:: Exercise task ::
Copy each line below in which the word "legend" occurs.

* begin Records to use *

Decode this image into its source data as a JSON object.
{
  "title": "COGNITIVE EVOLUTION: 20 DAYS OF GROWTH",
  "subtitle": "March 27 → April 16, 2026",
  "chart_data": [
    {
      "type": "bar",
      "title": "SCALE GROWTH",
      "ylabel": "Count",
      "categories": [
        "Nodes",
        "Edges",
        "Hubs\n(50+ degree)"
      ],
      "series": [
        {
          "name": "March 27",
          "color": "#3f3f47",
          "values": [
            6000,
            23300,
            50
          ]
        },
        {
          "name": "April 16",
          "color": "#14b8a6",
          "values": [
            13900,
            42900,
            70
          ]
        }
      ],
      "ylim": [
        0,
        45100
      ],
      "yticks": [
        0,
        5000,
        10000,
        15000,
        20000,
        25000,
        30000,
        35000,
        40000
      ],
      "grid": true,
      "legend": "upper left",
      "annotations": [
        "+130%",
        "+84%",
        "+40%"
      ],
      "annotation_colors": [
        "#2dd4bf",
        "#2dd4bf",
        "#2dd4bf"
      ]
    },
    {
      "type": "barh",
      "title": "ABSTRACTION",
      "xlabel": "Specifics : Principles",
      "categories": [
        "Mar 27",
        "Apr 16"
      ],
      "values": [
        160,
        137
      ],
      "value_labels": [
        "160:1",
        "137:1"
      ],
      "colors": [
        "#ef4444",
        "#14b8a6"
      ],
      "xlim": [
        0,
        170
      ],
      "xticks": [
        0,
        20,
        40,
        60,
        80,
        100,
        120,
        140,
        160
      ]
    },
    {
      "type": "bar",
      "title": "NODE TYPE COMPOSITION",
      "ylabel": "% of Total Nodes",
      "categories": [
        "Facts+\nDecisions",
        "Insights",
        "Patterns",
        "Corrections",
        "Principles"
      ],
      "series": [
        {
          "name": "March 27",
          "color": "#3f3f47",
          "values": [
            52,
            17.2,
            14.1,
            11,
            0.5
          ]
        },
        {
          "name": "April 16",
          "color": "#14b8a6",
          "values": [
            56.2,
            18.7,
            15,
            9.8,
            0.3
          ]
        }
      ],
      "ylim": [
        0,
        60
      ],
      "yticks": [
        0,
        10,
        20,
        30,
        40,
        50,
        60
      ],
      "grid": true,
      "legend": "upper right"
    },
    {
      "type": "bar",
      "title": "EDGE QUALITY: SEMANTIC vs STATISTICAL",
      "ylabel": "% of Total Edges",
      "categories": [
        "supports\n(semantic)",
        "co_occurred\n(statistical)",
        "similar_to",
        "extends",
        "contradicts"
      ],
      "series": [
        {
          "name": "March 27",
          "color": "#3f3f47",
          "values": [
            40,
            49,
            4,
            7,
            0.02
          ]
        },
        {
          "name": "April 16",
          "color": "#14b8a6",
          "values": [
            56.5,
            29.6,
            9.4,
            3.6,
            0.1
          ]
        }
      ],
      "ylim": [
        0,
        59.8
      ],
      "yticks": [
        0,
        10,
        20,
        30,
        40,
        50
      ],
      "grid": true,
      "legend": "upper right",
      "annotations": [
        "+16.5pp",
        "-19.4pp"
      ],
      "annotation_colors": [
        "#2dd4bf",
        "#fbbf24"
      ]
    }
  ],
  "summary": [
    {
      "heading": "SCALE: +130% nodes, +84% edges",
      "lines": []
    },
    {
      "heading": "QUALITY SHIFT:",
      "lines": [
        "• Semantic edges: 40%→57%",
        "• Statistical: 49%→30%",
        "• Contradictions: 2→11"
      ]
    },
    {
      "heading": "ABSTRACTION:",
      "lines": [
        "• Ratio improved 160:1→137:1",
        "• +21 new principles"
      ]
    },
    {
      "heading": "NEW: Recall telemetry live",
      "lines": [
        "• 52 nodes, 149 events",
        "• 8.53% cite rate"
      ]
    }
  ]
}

* end Records to use *

:: Response to this task ::
      "legend": "upper left",
      "legend": "upper right"
      "legend": "upper right",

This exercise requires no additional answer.